→ **Your instructions**
Make an exact copy of all the records.

→ **Exercise inputs**
+ + + +

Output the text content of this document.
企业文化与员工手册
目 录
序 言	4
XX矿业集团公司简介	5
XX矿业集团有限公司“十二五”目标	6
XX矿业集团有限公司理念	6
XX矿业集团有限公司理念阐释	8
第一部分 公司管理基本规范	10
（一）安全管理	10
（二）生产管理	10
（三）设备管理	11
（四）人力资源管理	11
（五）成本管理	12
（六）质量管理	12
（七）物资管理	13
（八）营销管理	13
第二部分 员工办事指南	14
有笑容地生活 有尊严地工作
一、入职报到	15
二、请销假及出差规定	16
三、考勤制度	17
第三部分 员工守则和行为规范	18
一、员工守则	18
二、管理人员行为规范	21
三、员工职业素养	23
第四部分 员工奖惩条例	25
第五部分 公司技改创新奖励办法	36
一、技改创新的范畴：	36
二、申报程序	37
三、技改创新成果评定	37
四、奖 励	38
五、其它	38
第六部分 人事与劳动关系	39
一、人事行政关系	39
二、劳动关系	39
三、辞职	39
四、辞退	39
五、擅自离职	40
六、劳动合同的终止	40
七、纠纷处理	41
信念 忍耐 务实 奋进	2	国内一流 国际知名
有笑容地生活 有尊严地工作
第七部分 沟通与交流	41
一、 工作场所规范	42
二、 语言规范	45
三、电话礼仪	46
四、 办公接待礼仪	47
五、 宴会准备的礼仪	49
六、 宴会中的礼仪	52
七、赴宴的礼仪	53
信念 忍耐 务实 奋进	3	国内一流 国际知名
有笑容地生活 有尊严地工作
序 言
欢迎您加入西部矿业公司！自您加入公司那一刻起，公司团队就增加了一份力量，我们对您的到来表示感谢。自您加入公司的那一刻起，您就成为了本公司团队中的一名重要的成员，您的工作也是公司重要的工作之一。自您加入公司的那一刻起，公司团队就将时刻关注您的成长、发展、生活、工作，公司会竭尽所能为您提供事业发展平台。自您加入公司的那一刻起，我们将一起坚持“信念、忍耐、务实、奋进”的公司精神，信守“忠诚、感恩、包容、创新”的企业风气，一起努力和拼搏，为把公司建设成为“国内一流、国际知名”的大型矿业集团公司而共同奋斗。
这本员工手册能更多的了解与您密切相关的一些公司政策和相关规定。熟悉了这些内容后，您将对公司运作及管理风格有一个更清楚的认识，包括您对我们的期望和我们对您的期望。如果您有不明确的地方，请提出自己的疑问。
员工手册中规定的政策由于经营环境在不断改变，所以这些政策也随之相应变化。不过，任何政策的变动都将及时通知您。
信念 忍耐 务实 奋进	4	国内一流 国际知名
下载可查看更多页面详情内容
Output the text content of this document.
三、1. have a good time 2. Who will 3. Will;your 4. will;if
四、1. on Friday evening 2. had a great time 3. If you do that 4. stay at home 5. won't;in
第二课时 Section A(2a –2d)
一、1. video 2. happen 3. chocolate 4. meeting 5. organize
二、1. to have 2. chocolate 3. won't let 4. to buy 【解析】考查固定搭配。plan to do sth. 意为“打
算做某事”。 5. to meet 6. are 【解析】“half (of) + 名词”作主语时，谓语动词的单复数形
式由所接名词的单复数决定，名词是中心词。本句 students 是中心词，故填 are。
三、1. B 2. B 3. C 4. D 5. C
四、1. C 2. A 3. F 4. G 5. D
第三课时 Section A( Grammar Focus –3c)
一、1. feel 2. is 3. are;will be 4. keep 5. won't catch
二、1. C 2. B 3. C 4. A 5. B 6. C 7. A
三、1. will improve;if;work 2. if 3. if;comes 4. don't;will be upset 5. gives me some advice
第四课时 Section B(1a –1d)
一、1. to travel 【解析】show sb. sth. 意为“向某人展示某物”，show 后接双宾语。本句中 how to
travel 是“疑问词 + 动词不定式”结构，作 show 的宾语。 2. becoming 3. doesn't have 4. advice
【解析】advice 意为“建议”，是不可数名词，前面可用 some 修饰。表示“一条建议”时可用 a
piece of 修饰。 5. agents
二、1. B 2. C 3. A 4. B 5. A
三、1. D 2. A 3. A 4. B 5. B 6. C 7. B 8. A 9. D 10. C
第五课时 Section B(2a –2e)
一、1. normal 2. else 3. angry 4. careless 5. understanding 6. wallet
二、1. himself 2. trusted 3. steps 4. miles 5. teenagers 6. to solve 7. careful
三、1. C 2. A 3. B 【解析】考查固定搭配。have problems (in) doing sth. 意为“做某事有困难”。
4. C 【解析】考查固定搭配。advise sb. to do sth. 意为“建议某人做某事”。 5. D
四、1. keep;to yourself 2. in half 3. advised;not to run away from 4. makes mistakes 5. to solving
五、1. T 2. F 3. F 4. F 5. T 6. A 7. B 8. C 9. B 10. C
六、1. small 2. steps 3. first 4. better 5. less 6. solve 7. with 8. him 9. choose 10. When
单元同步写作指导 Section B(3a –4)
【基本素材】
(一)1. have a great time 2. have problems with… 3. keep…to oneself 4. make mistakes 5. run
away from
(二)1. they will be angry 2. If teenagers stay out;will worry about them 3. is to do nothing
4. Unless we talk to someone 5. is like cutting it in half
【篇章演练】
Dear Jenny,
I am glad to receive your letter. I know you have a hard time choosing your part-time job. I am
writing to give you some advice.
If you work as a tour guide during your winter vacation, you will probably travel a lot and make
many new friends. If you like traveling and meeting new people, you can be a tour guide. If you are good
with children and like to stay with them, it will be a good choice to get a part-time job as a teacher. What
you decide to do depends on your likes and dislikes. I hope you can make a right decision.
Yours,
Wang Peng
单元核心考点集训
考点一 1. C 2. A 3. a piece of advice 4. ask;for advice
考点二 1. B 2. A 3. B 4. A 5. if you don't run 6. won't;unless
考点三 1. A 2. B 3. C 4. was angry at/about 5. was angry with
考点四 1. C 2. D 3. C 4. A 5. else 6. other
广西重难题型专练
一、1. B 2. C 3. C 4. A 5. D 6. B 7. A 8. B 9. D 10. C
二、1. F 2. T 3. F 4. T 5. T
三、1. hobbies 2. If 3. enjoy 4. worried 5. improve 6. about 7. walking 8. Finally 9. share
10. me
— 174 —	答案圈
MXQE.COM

+ + + +

→ **Response to the task**
Output the text content of this document.
企业文化与员工手册
目 录
序 言	4
XX矿业集团公司简介	5
XX矿业集团有限公司“十二五”目标	6
XX矿业集团有限公司理念	6
XX矿业集团有限公司理念阐释	8
第一部分 公司管理基本规范	10
（一）安全管理	10
（二）生产管理	10
（三）设备管理	11
（四）人力资源管理	11
（五）成本管理	12
（六）质量管理	12
（七）物资管理	13
（八）营销管理	13
第二部分 员工办事指南	14
有笑容地生活 有尊严地工作
一、入职报到	15
二、请销假及出差规定	16
三、考勤制度	17
第三部分 员工守则和行为规范	18
一、员工守则	18
二、管理人员行为规范	21
三、员工职业素养	23
第四部分 员工奖惩条例	25
第五部分 公司技改创新奖励办法	36
一、技改创新的范畴：	36
二、申报程序	37
三、技改创新成果评定	37
四、奖 励	38
五、其它	38
第六部分 人事与劳动关系	39
一、人事行政关系	39
二、劳动关系	39
三、辞职	39
四、辞退	39
五、擅自离职	40
六、劳动合同的终止	40
七、纠纷处理	41
信念 忍耐 务实 奋进	2	国内一流 国际知名
有笑容地生活 有尊严地工作
第七部分 沟通与交流	41
一、 工作场所规范	42
二、 语言规范	45
三、电话礼仪	46
四、 办公接待礼仪	47
五、 宴会准备的礼仪	49
六、 宴会中的礼仪	52
七、赴宴的礼仪	53
信念 忍耐 务实 奋进	3	国内一流 国际知名
有笑容地生活 有尊严地工作
序 言
欢迎您加入西部矿业公司！自您加入公司那一刻起，公司团队就增加了一份力量，我们对您的到来表示感谢。自您加入公司的那一刻起，您就成为了本公司团队中的一名重要的成员，您的工作也是公司重要的工作之一。自您加入公司的那一刻起，公司团队就将时刻关注您的成长、发展、生活、工作，公司会竭尽所能为您提供事业发展平台。自您加入公司的那一刻起，我们将一起坚持“信念、忍耐、务实、奋进”的公司精神，信守“忠诚、感恩、包容、创新”的企业风气，一起努力和拼搏，为把公司建设成为“国内一流、国际知名”的大型矿业集团公司而共同奋斗。
这本员工手册能更多的了解与您密切相关的一些公司政策和相关规定。熟悉了这些内容后，您将对公司运作及管理风格有一个更清楚的认识，包括您对我们的期望和我们对您的期望。如果您有不明确的地方，请提出自己的疑问。
员工手册中规定的政策由于经营环境在不断改变，所以这些政策也随之相应变化。不过，任何政策的变动都将及时通知您。
信念 忍耐 务实 奋进	4	国内一流 国际知名
下载可查看更多页面详情内容
Output the text content of this document.
三、1. have a good time 2. Who will 3. Will;your 4. will;if
四、1. on Friday evening 2. had a great time 3. If you do that 4. stay at home 5. won't;in
第二课时 Section A(2a –2d)
一、1. video 2. happen 3. chocolate 4. meeting 5. organize
二、1. to have 2. chocolate 3. won't let 4. to buy 【解析】考查固定搭配。plan to do sth. 意为“打
算做某事”。 5. to meet 6. are 【解析】“half (of) + 名词”作主语时，谓语动词的单复数形
式由所接名词的单复数决定，名词是中心词。本句 students 是中心词，故填 are。
三、1. B 2. B 3. C 4. D 5. C
四、1. C 2. A 3. F 4. G 5. D
第三课时 Section A( Grammar Focus –3c)
一、1. feel 2. is 3. are;will be 4. keep 5. won't catch
二、1. C 2. B 3. C 4. A 5. B 6. C 7. A
三、1. will improve;if;work 2. if 3. if;comes 4. don't;will be upset 5. gives me some advice
第四课时 Section B(1a –1d)
一、1. to travel 【解析】show sb. sth. 意为“向某人展示某物”，show 后接双宾语。本句中 how to
travel 是“疑问词 + 动词不定式”结构，作 show 的宾语。 2. becoming 3. doesn't have 4. advice
【解析】advice 意为“建议”，是不可数名词，前面可用 some 修饰。表示“一条建议”时可用 a
piece of 修饰。 5. agents
二、1. B 2. C 3. A 4. B 5. A
三、1. D 2. A 3. A 4. B 5. B 6. C 7. B 8. A 9. D 10. C
第五课时 Section B(2a –2e)
一、1. normal 2. else 3. angry 4. careless 5. understanding 6. wallet
二、1. himself 2. trusted 3. steps 4. miles 5. teenagers 6. to solve 7. careful
三、1. C 2. A 3. B 【解析】考查固定搭配。have problems (in) doing sth. 意为“做某事有困难”。
4. C 【解析】考查固定搭配。advise sb. to do sth. 意为“建议某人做某事”。 5. D
四、1. keep;to yourself 2. in half 3. advised;not to run away from 4. makes mistakes 5. to solving
五、1. T 2. F 3. F 4. F 5. T 6. A 7. B 8. C 9. B 10. C
六、1. small 2. steps 3. first 4. better 5. less 6. solve 7. with 8. him 9. choose 10. When
单元同步写作指导 Section B(3a –4)
【基本素材】
(一)1. have a great time 2. have problems with… 3. keep…to oneself 4. make mistakes 5. run
away from
(二)1. they will be angry 2. If teenagers stay out;will worry about them 3. is to do nothing
4. Unless we talk to someone 5. is like cutting it in half
【篇章演练】
Dear Jenny,
I am glad to receive your letter. I know you have a hard time choosing your part-time job. I am
writing to give you some advice.
If you work as a tour guide during your winter vacation, you will probably travel a lot and make
many new friends. If you like traveling and meeting new people, you can be a tour guide. If you are good
with children and like to stay with them, it will be a good choice to get a part-time job as a teacher. What
you decide to do depends on your likes and dislikes. I hope you can make a right decision.
Yours,
Wang Peng
单元核心考点集训
考点一 1. C 2. A 3. a piece of advice 4. ask;for advice
考点二 1. B 2. A 3. B 4. A 5. if you don't run 6. won't;unless
考点三 1. A 2. B 3. C 4. was angry at/about 5. was angry with
考点四 1. C 2. D 3. C 4. A 5. else 6. other
广西重难题型专练
一、1. B 2. C 3. C 4. A 5. D 6. B 7. A 8. B 9. D 10. C
二、1. F 2. T 3. F 4. T 5. T
三、1. hobbies 2. If 3. enjoy 4. worried 5. improve 6. about 7. walking 8. Finally 9. share
10. me
— 174 —	答案圈
MXQE.COM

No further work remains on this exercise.